====== Exercise inputs

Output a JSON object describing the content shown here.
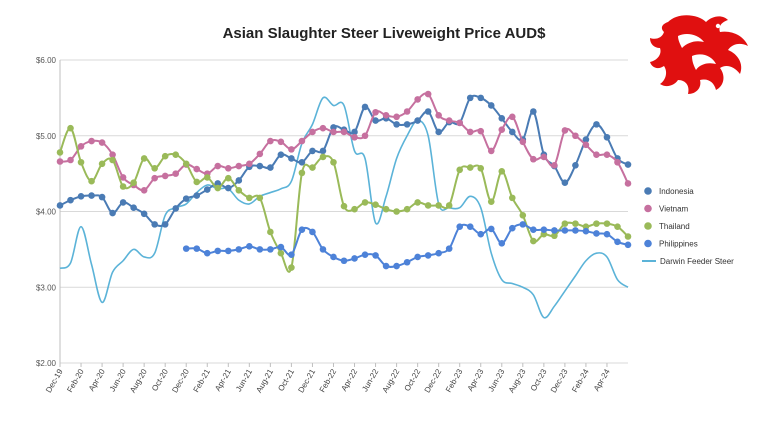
{
  "chart_data": {
    "type": "line",
    "title": "Asian Slaughter Steer Liveweight Price AUD$",
    "xlabel": "",
    "ylabel": "",
    "ylim": [
      2.0,
      6.0
    ],
    "y_ticks": [
      "$2.00",
      "$3.00",
      "$4.00",
      "$5.00",
      "$6.00"
    ],
    "y_tick_values": [
      2,
      3,
      4,
      5,
      6
    ],
    "grid": "horizontal",
    "legend_position": "right",
    "x_labels": [
      "Dec-19",
      "Feb-20",
      "Apr-20",
      "Jun-20",
      "Aug-20",
      "Oct-20",
      "Dec-20",
      "Feb-21",
      "Apr-21",
      "Jun-21",
      "Aug-21",
      "Oct-21",
      "Dec-21",
      "Feb-22",
      "Apr-22",
      "Jun-22",
      "Aug-22",
      "Oct-22",
      "Dec-22",
      "Feb-23",
      "Apr-23",
      "Jun-23",
      "Aug-23",
      "Oct-23",
      "Dec-23",
      "Feb-24",
      "Apr-24"
    ],
    "x": [
      "Dec-19",
      "Jan-20",
      "Feb-20",
      "Mar-20",
      "Apr-20",
      "May-20",
      "Jun-20",
      "Jul-20",
      "Aug-20",
      "Sep-20",
      "Oct-20",
      "Nov-20",
      "Dec-20",
      "Jan-21",
      "Feb-21",
      "Mar-21",
      "Apr-21",
      "May-21",
      "Jun-21",
      "Jul-21",
      "Aug-21",
      "Sep-21",
      "Oct-21",
      "Nov-21",
      "Dec-21",
      "Jan-22",
      "Feb-22",
      "Mar-22",
      "Apr-22",
      "May-22",
      "Jun-22",
      "Jul-22",
      "Aug-22",
      "Sep-22",
      "Oct-22",
      "Nov-22",
      "Dec-22",
      "Jan-23",
      "Feb-23",
      "Mar-23",
      "Apr-23",
      "May-23",
      "Jun-23",
      "Jul-23",
      "Aug-23",
      "Sep-23",
      "Oct-23",
      "Nov-23",
      "Dec-23",
      "Jan-24",
      "Feb-24",
      "Mar-24",
      "Apr-24",
      "May-24",
      "Jun-24"
    ],
    "series": [
      {
        "name": "Indonesia",
        "color": "#4a7bb4",
        "style": "line-markers",
        "values": [
          4.08,
          4.15,
          4.2,
          4.21,
          4.19,
          3.98,
          4.12,
          4.05,
          3.97,
          3.83,
          3.83,
          4.04,
          4.17,
          4.21,
          4.29,
          4.37,
          4.31,
          4.41,
          4.59,
          4.6,
          4.58,
          4.75,
          4.7,
          4.65,
          4.8,
          4.8,
          5.11,
          5.08,
          5.05,
          5.38,
          5.2,
          5.23,
          5.15,
          5.15,
          5.2,
          5.32,
          5.05,
          5.18,
          5.17,
          5.5,
          5.5,
          5.4,
          5.23,
          5.05,
          4.95,
          5.32,
          4.75,
          4.6,
          4.38,
          4.61,
          4.95,
          5.15,
          4.98,
          4.7,
          4.62
        ]
      },
      {
        "name": "Vietnam",
        "color": "#c6709f",
        "style": "line-markers",
        "values": [
          4.66,
          4.68,
          4.86,
          4.93,
          4.91,
          4.75,
          4.45,
          4.35,
          4.28,
          4.44,
          4.47,
          4.5,
          4.62,
          4.56,
          4.5,
          4.6,
          4.57,
          4.6,
          4.63,
          4.76,
          4.93,
          4.92,
          4.82,
          4.93,
          5.05,
          5.1,
          5.05,
          5.05,
          4.98,
          5.0,
          5.31,
          5.27,
          5.25,
          5.32,
          5.48,
          5.55,
          5.27,
          5.2,
          5.17,
          5.05,
          5.06,
          4.8,
          5.08,
          5.25,
          4.92,
          4.69,
          4.72,
          4.61,
          5.07,
          5.0,
          4.88,
          4.75,
          4.75,
          4.65,
          4.37
        ]
      },
      {
        "name": "Thailand",
        "color": "#9aba59",
        "style": "line-markers",
        "values": [
          4.78,
          5.1,
          4.65,
          4.4,
          4.63,
          4.68,
          4.33,
          4.38,
          4.7,
          4.57,
          4.73,
          4.75,
          4.63,
          4.39,
          4.45,
          4.31,
          4.44,
          4.28,
          4.18,
          4.18,
          3.73,
          3.45,
          3.26,
          4.51,
          4.58,
          4.72,
          4.65,
          4.07,
          4.03,
          4.12,
          4.09,
          4.03,
          4.0,
          4.03,
          4.12,
          4.08,
          4.08,
          4.08,
          4.55,
          4.58,
          4.57,
          4.13,
          4.53,
          4.18,
          3.95,
          3.61,
          3.7,
          3.68,
          3.84,
          3.84,
          3.8,
          3.84,
          3.84,
          3.8,
          3.67
        ]
      },
      {
        "name": "Philippines",
        "color": "#4d82d8",
        "style": "line-markers",
        "values": [
          null,
          null,
          null,
          null,
          null,
          null,
          null,
          null,
          null,
          null,
          null,
          null,
          3.51,
          3.51,
          3.45,
          3.48,
          3.48,
          3.5,
          3.54,
          3.5,
          3.5,
          3.53,
          3.43,
          3.76,
          3.73,
          3.5,
          3.4,
          3.35,
          3.38,
          3.43,
          3.42,
          3.28,
          3.28,
          3.33,
          3.4,
          3.42,
          3.45,
          3.51,
          3.8,
          3.8,
          3.7,
          3.77,
          3.58,
          3.78,
          3.83,
          3.76,
          3.76,
          3.75,
          3.75,
          3.75,
          3.74,
          3.71,
          3.7,
          3.6,
          3.56
        ]
      },
      {
        "name": "Darwin Feeder Steer",
        "color": "#5bb3d8",
        "style": "smooth-line",
        "values": [
          3.25,
          3.32,
          3.8,
          3.3,
          2.8,
          3.2,
          3.35,
          3.5,
          3.4,
          3.45,
          3.95,
          4.05,
          4.1,
          4.25,
          4.35,
          4.3,
          4.3,
          4.15,
          4.1,
          4.2,
          4.25,
          4.3,
          4.4,
          4.9,
          5.15,
          5.5,
          5.4,
          5.4,
          4.8,
          4.7,
          3.85,
          4.2,
          4.7,
          5.0,
          5.2,
          5.0,
          4.1,
          4.05,
          4.05,
          4.2,
          4.05,
          3.45,
          3.1,
          3.05,
          3.0,
          2.9,
          2.6,
          2.75,
          2.95,
          3.15,
          3.35,
          3.45,
          3.4,
          3.1,
          3.0
        ]
      }
    ]
  },
  "logo": {
    "icon": "red-dragon-icon",
    "color": "#e01010"
  }
}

============

Make an exact copy of the listing above. Do not include the pictures.

Output a JSON object describing the content shown here.
{
  "chart_data": {
    "type": "line",
    "title": "Asian Slaughter Steer Liveweight Price AUD$",
    "xlabel": "",
    "ylabel": "",
    "ylim": [
      2.0,
      6.0
    ],
    "y_ticks": [
      "$2.00",
      "$3.00",
      "$4.00",
      "$5.00",
      "$6.00"
    ],
    "y_tick_values": [
      2,
      3,
      4,
      5,
      6
    ],
    "grid": "horizontal",
    "legend_position": "right",
    "x_labels": [
      "Dec-19",
      "Feb-20",
      "Apr-20",
      "Jun-20",
      "Aug-20",
      "Oct-20",
      "Dec-20",
      "Feb-21",
      "Apr-21",
      "Jun-21",
      "Aug-21",
      "Oct-21",
      "Dec-21",
      "Feb-22",
      "Apr-22",
      "Jun-22",
      "Aug-22",
      "Oct-22",
      "Dec-22",
      "Feb-23",
      "Apr-23",
      "Jun-23",
      "Aug-23",
      "Oct-23",
      "Dec-23",
      "Feb-24",
      "Apr-24"
    ],
    "x": [
      "Dec-19",
      "Jan-20",
      "Feb-20",
      "Mar-20",
      "Apr-20",
      "May-20",
      "Jun-20",
      "Jul-20",
      "Aug-20",
      "Sep-20",
      "Oct-20",
      "Nov-20",
      "Dec-20",
      "Jan-21",
      "Feb-21",
      "Mar-21",
      "Apr-21",
      "May-21",
      "Jun-21",
      "Jul-21",
      "Aug-21",
      "Sep-21",
      "Oct-21",
      "Nov-21",
      "Dec-21",
      "Jan-22",
      "Feb-22",
      "Mar-22",
      "Apr-22",
      "May-22",
      "Jun-22",
      "Jul-22",
      "Aug-22",
      "Sep-22",
      "Oct-22",
      "Nov-22",
      "Dec-22",
      "Jan-23",
      "Feb-23",
      "Mar-23",
      "Apr-23",
      "May-23",
      "Jun-23",
      "Jul-23",
      "Aug-23",
      "Sep-23",
      "Oct-23",
      "Nov-23",
      "Dec-23",
      "Jan-24",
      "Feb-24",
      "Mar-24",
      "Apr-24",
      "May-24",
      "Jun-24"
    ],
    "series": [
      {
        "name": "Indonesia",
        "color": "#4a7bb4",
        "style": "line-markers",
        "values": [
          4.08,
          4.15,
          4.2,
          4.21,
          4.19,
          3.98,
          4.12,
          4.05,
          3.97,
          3.83,
          3.83,
          4.04,
          4.17,
          4.21,
          4.29,
          4.37,
          4.31,
          4.41,
          4.59,
          4.6,
          4.58,
          4.75,
          4.7,
          4.65,
          4.8,
          4.8,
          5.11,
          5.08,
          5.05,
          5.38,
          5.2,
          5.23,
          5.15,
          5.15,
          5.2,
          5.32,
          5.05,
          5.18,
          5.17,
          5.5,
          5.5,
          5.4,
          5.23,
          5.05,
          4.95,
          5.32,
          4.75,
          4.6,
          4.38,
          4.61,
          4.95,
          5.15,
          4.98,
          4.7,
          4.62
        ]
      },
      {
        "name": "Vietnam",
        "color": "#c6709f",
        "style": "line-markers",
        "values": [
          4.66,
          4.68,
          4.86,
          4.93,
          4.91,
          4.75,
          4.45,
          4.35,
          4.28,
          4.44,
          4.47,
          4.5,
          4.62,
          4.56,
          4.5,
          4.6,
          4.57,
          4.6,
          4.63,
          4.76,
          4.93,
          4.92,
          4.82,
          4.93,
          5.05,
          5.1,
          5.05,
          5.05,
          4.98,
          5.0,
          5.31,
          5.27,
          5.25,
          5.32,
          5.48,
          5.55,
          5.27,
          5.2,
          5.17,
          5.05,
          5.06,
          4.8,
          5.08,
          5.25,
          4.92,
          4.69,
          4.72,
          4.61,
          5.07,
          5.0,
          4.88,
          4.75,
          4.75,
          4.65,
          4.37
        ]
      },
      {
        "name": "Thailand",
        "color": "#9aba59",
        "style": "line-markers",
        "values": [
          4.78,
          5.1,
          4.65,
          4.4,
          4.63,
          4.68,
          4.33,
          4.38,
          4.7,
          4.57,
          4.73,
          4.75,
          4.63,
          4.39,
          4.45,
          4.31,
          4.44,
          4.28,
          4.18,
          4.18,
          3.73,
          3.45,
          3.26,
          4.51,
          4.58,
          4.72,
          4.65,
          4.07,
          4.03,
          4.12,
          4.09,
          4.03,
          4.0,
          4.03,
          4.12,
          4.08,
          4.08,
          4.08,
          4.55,
          4.58,
          4.57,
          4.13,
          4.53,
          4.18,
          3.95,
          3.61,
          3.7,
          3.68,
          3.84,
          3.84,
          3.8,
          3.84,
          3.84,
          3.8,
          3.67
        ]
      },
      {
        "name": "Philippines",
        "color": "#4d82d8",
        "style": "line-markers",
        "values": [
          null,
          null,
          null,
          null,
          null,
          null,
          null,
          null,
          null,
          null,
          null,
          null,
          3.51,
          3.51,
          3.45,
          3.48,
          3.48,
          3.5,
          3.54,
          3.5,
          3.5,
          3.53,
          3.43,
          3.76,
          3.73,
          3.5,
          3.4,
          3.35,
          3.38,
          3.43,
          3.42,
          3.28,
          3.28,
          3.33,
          3.4,
          3.42,
          3.45,
          3.51,
          3.8,
          3.8,
          3.7,
          3.77,
          3.58,
          3.78,
          3.83,
          3.76,
          3.76,
          3.75,
          3.75,
          3.75,
          3.74,
          3.71,
          3.7,
          3.6,
          3.56
        ]
      },
      {
        "name": "Darwin Feeder Steer",
        "color": "#5bb3d8",
        "style": "smooth-line",
        "values": [
          3.25,
          3.32,
          3.8,
          3.3,
          2.8,
          3.2,
          3.35,
          3.5,
          3.4,
          3.45,
          3.95,
          4.05,
          4.1,
          4.25,
          4.35,
          4.3,
          4.3,
          4.15,
          4.1,
          4.2,
          4.25,
          4.3,
          4.4,
          4.9,
          5.15,
          5.5,
          5.4,
          5.4,
          4.8,
          4.7,
          3.85,
          4.2,
          4.7,
          5.0,
          5.2,
          5.0,
          4.1,
          4.05,
          4.05,
          4.2,
          4.05,
          3.45,
          3.1,
          3.05,
          3.0,
          2.9,
          2.6,
          2.75,
          2.95,
          3.15,
          3.35,
          3.45,
          3.4,
          3.1,
          3.0
        ]
      }
    ]
  },
  "logo": {
    "icon": "red-dragon-icon",
    "color": "#e01010"
  }
}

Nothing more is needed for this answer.